◆ EXERCISE DETAILS:
With the pictures left out, copy the listing below exactly.

━━ PROVIDED INFORMATION

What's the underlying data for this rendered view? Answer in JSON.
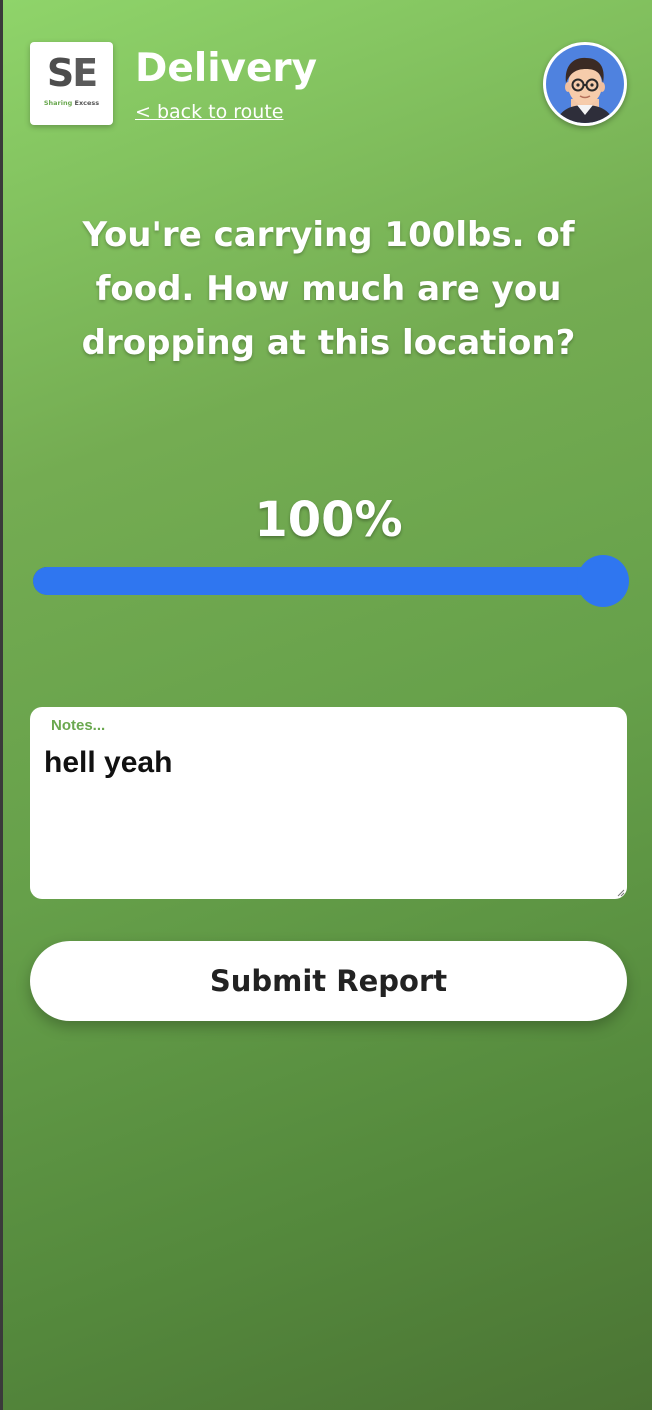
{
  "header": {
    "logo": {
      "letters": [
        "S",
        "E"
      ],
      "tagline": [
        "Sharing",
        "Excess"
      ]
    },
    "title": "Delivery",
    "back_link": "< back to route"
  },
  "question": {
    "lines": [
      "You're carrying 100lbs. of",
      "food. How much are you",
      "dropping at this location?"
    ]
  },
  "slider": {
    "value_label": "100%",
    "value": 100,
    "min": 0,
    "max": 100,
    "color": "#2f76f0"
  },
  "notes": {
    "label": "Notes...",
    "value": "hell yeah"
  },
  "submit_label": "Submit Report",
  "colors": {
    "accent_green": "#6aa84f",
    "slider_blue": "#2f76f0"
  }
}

━━━━

◆ RESPONSE FOR THIS EXERCISE:
What's the underlying data for this rendered view? Answer in JSON.
{
  "header": {
    "logo": {
      "letters": [
        "S",
        "E"
      ],
      "tagline": [
        "Sharing",
        "Excess"
      ]
    },
    "title": "Delivery",
    "back_link": "< back to route"
  },
  "question": {
    "lines": [
      "You're carrying 100lbs. of",
      "food. How much are you",
      "dropping at this location?"
    ]
  },
  "slider": {
    "value_label": "100%",
    "value": 100,
    "min": 0,
    "max": 100,
    "color": "#2f76f0"
  },
  "notes": {
    "label": "Notes...",
    "value": "hell yeah"
  },
  "submit_label": "Submit Report",
  "colors": {
    "accent_green": "#6aa84f",
    "slider_blue": "#2f76f0"
  }
}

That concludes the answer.